Dataset entries on figures
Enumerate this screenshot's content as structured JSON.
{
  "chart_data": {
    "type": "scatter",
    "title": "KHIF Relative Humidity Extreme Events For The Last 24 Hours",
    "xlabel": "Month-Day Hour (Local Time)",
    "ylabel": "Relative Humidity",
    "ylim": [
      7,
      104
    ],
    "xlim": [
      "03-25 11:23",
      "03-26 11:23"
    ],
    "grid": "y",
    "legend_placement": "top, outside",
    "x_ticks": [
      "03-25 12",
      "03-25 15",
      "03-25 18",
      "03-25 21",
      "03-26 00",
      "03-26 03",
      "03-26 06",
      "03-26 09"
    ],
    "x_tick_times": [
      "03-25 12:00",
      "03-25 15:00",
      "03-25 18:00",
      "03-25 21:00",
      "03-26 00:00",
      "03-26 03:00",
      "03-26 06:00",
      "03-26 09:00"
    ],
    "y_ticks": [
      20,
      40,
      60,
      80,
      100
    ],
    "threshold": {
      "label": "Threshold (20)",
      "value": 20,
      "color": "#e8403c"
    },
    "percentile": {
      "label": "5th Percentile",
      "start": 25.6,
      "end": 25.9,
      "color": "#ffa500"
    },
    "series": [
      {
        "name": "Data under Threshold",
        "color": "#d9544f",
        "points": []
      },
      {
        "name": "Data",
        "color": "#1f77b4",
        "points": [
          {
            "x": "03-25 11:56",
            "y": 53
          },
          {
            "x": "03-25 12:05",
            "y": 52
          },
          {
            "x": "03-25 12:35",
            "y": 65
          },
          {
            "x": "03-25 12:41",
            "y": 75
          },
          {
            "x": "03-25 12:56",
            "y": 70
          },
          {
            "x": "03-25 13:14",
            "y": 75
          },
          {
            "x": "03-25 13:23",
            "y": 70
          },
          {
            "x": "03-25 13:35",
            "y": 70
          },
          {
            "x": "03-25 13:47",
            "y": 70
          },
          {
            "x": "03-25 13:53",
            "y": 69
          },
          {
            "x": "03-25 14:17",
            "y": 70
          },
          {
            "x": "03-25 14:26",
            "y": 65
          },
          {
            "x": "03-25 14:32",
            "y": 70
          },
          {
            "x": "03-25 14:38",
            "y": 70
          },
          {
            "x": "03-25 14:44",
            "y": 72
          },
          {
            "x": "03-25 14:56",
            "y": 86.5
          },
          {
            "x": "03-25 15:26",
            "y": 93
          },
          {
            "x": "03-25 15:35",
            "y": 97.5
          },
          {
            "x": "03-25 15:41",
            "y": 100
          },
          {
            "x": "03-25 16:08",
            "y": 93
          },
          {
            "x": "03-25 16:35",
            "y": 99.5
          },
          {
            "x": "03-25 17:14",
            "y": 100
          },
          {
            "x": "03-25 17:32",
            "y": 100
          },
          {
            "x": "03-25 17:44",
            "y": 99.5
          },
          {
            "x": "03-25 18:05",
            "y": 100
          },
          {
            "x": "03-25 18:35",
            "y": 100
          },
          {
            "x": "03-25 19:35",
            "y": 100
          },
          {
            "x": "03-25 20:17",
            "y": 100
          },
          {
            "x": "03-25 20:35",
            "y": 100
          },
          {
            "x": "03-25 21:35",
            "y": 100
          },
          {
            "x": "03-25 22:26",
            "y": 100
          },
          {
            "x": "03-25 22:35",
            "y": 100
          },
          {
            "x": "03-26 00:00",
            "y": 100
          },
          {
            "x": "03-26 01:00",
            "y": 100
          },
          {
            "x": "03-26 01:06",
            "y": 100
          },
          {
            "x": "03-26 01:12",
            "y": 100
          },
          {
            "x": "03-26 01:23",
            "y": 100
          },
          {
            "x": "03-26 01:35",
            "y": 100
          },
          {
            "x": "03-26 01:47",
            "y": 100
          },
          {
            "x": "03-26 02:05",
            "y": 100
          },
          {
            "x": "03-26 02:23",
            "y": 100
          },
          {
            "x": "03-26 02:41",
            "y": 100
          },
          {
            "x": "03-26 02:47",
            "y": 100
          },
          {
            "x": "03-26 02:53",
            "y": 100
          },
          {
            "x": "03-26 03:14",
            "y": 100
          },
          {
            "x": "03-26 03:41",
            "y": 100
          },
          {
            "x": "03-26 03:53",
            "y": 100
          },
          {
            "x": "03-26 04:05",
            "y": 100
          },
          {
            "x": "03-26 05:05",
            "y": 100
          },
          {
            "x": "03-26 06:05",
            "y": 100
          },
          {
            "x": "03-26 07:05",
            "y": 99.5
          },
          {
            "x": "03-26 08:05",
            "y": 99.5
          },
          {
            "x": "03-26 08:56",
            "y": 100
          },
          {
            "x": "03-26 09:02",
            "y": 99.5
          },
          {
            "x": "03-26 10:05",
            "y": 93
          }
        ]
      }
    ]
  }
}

▶ Instructions to follow:
Extract the complete listing above, reproducing each line exactly.

▶ Output of the exercise:
Enumerate this screenshot's content as structured JSON.
{
  "chart_data": {
    "type": "scatter",
    "title": "KHIF Relative Humidity Extreme Events For The Last 24 Hours",
    "xlabel": "Month-Day Hour (Local Time)",
    "ylabel": "Relative Humidity",
    "ylim": [
      7,
      104
    ],
    "xlim": [
      "03-25 11:23",
      "03-26 11:23"
    ],
    "grid": "y",
    "legend_placement": "top, outside",
    "x_ticks": [
      "03-25 12",
      "03-25 15",
      "03-25 18",
      "03-25 21",
      "03-26 00",
      "03-26 03",
      "03-26 06",
      "03-26 09"
    ],
    "x_tick_times": [
      "03-25 12:00",
      "03-25 15:00",
      "03-25 18:00",
      "03-25 21:00",
      "03-26 00:00",
      "03-26 03:00",
      "03-26 06:00",
      "03-26 09:00"
    ],
    "y_ticks": [
      20,
      40,
      60,
      80,
      100
    ],
    "threshold": {
      "label": "Threshold (20)",
      "value": 20,
      "color": "#e8403c"
    },
    "percentile": {
      "label": "5th Percentile",
      "start": 25.6,
      "end": 25.9,
      "color": "#ffa500"
    },
    "series": [
      {
        "name": "Data under Threshold",
        "color": "#d9544f",
        "points": []
      },
      {
        "name": "Data",
        "color": "#1f77b4",
        "points": [
          {
            "x": "03-25 11:56",
            "y": 53
          },
          {
            "x": "03-25 12:05",
            "y": 52
          },
          {
            "x": "03-25 12:35",
            "y": 65
          },
          {
            "x": "03-25 12:41",
            "y": 75
          },
          {
            "x": "03-25 12:56",
            "y": 70
          },
          {
            "x": "03-25 13:14",
            "y": 75
          },
          {
            "x": "03-25 13:23",
            "y": 70
          },
          {
            "x": "03-25 13:35",
            "y": 70
          },
          {
            "x": "03-25 13:47",
            "y": 70
          },
          {
            "x": "03-25 13:53",
            "y": 69
          },
          {
            "x": "03-25 14:17",
            "y": 70
          },
          {
            "x": "03-25 14:26",
            "y": 65
          },
          {
            "x": "03-25 14:32",
            "y": 70
          },
          {
            "x": "03-25 14:38",
            "y": 70
          },
          {
            "x": "03-25 14:44",
            "y": 72
          },
          {
            "x": "03-25 14:56",
            "y": 86.5
          },
          {
            "x": "03-25 15:26",
            "y": 93
          },
          {
            "x": "03-25 15:35",
            "y": 97.5
          },
          {
            "x": "03-25 15:41",
            "y": 100
          },
          {
            "x": "03-25 16:08",
            "y": 93
          },
          {
            "x": "03-25 16:35",
            "y": 99.5
          },
          {
            "x": "03-25 17:14",
            "y": 100
          },
          {
            "x": "03-25 17:32",
            "y": 100
          },
          {
            "x": "03-25 17:44",
            "y": 99.5
          },
          {
            "x": "03-25 18:05",
            "y": 100
          },
          {
            "x": "03-25 18:35",
            "y": 100
          },
          {
            "x": "03-25 19:35",
            "y": 100
          },
          {
            "x": "03-25 20:17",
            "y": 100
          },
          {
            "x": "03-25 20:35",
            "y": 100
          },
          {
            "x": "03-25 21:35",
            "y": 100
          },
          {
            "x": "03-25 22:26",
            "y": 100
          },
          {
            "x": "03-25 22:35",
            "y": 100
          },
          {
            "x": "03-26 00:00",
            "y": 100
          },
          {
            "x": "03-26 01:00",
            "y": 100
          },
          {
            "x": "03-26 01:06",
            "y": 100
          },
          {
            "x": "03-26 01:12",
            "y": 100
          },
          {
            "x": "03-26 01:23",
            "y": 100
          },
          {
            "x": "03-26 01:35",
            "y": 100
          },
          {
            "x": "03-26 01:47",
            "y": 100
          },
          {
            "x": "03-26 02:05",
            "y": 100
          },
          {
            "x": "03-26 02:23",
            "y": 100
          },
          {
            "x": "03-26 02:41",
            "y": 100
          },
          {
            "x": "03-26 02:47",
            "y": 100
          },
          {
            "x": "03-26 02:53",
            "y": 100
          },
          {
            "x": "03-26 03:14",
            "y": 100
          },
          {
            "x": "03-26 03:41",
            "y": 100
          },
          {
            "x": "03-26 03:53",
            "y": 100
          },
          {
            "x": "03-26 04:05",
            "y": 100
          },
          {
            "x": "03-26 05:05",
            "y": 100
          },
          {
            "x": "03-26 06:05",
            "y": 100
          },
          {
            "x": "03-26 07:05",
            "y": 99.5
          },
          {
            "x": "03-26 08:05",
            "y": 99.5
          },
          {
            "x": "03-26 08:56",
            "y": 100
          },
          {
            "x": "03-26 09:02",
            "y": 99.5
          },
          {
            "x": "03-26 10:05",
            "y": 93
          }
        ]
      }
    ]
  }
}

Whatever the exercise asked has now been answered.